--- INSTRUCTIONS TO FOLLOW ---
Filter these entries so that only lines with the word "送信画質" remain.

====== MATERIAL FOR THE TASK ======

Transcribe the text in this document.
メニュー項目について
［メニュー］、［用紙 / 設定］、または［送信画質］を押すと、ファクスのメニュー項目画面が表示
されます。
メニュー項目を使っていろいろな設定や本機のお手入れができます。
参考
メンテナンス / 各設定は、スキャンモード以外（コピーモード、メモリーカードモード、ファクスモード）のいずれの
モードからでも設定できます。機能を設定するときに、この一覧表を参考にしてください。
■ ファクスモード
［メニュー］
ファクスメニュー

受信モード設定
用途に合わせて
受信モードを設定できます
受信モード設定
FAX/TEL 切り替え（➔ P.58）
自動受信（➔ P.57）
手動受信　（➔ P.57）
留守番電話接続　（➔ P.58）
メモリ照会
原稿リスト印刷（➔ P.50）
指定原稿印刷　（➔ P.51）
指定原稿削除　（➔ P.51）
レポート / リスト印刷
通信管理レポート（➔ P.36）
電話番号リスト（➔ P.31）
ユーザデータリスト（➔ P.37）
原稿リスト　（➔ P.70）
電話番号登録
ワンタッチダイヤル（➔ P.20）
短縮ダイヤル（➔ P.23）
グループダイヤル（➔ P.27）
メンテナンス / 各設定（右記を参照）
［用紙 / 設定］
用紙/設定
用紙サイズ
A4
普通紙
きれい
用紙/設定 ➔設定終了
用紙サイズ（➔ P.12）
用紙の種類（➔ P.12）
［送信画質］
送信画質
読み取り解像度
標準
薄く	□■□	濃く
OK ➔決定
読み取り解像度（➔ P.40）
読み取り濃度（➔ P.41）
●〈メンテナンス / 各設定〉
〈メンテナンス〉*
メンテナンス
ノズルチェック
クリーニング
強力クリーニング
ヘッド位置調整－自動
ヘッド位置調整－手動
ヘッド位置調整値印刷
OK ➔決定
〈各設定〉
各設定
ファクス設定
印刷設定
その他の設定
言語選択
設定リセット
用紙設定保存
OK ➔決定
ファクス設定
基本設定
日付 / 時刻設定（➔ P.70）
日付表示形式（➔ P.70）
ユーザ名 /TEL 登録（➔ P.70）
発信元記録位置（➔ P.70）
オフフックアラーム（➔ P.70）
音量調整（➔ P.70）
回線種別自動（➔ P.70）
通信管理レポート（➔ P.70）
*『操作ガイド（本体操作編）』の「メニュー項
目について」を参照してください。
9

======

--- IN RESPONSE ---
［メニュー］、［用紙 / 設定］、または［送信画質］を押すと、ファクスのメニュー項目画面が表示
［送信画質］
送信画質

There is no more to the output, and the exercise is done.